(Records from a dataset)
BEGIN

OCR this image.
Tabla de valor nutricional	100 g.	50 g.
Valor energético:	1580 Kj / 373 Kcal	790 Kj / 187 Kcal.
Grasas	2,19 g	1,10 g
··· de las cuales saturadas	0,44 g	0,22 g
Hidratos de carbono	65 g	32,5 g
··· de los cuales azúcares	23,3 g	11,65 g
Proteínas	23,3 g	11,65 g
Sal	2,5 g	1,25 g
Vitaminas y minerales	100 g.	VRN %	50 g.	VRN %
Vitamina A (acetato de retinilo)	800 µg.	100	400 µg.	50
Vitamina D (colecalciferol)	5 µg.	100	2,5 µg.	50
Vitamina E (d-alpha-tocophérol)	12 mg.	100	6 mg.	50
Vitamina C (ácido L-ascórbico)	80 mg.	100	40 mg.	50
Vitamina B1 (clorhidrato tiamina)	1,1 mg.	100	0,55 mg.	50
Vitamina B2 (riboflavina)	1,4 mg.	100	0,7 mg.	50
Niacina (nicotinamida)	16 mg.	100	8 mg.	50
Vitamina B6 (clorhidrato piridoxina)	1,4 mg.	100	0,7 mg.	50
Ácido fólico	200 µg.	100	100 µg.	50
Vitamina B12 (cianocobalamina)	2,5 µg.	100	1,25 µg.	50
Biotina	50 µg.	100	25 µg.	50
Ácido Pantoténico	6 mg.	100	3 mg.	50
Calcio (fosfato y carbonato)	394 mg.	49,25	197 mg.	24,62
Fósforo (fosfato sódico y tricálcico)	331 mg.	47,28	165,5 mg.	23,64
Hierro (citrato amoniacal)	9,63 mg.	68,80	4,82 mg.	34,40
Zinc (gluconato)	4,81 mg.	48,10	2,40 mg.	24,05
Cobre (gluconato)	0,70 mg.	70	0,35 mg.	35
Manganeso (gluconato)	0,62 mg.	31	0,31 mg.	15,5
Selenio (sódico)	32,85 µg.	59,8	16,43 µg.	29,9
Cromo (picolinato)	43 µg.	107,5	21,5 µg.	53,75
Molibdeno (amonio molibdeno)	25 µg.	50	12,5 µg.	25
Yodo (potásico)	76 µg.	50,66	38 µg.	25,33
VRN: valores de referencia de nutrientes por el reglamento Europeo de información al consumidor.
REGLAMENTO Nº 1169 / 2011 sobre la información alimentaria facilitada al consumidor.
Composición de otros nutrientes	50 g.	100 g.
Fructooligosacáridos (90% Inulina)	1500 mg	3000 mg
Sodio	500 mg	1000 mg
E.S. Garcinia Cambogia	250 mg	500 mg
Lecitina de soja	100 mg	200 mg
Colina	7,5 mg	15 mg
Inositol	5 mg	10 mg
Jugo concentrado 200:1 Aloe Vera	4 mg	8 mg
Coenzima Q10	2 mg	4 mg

END

_THE REQUEST_.
Only lines with the word "sódico" are wanted, so copy each one from the records.

_WORKED ANSWER_.
Fósforo (fosfato sódico y tricálcico)	331 mg.	47,28	165,5 mg.	23,64
Selenio (sódico)	32,85 µg.	59,8	16,43 µg.	29,9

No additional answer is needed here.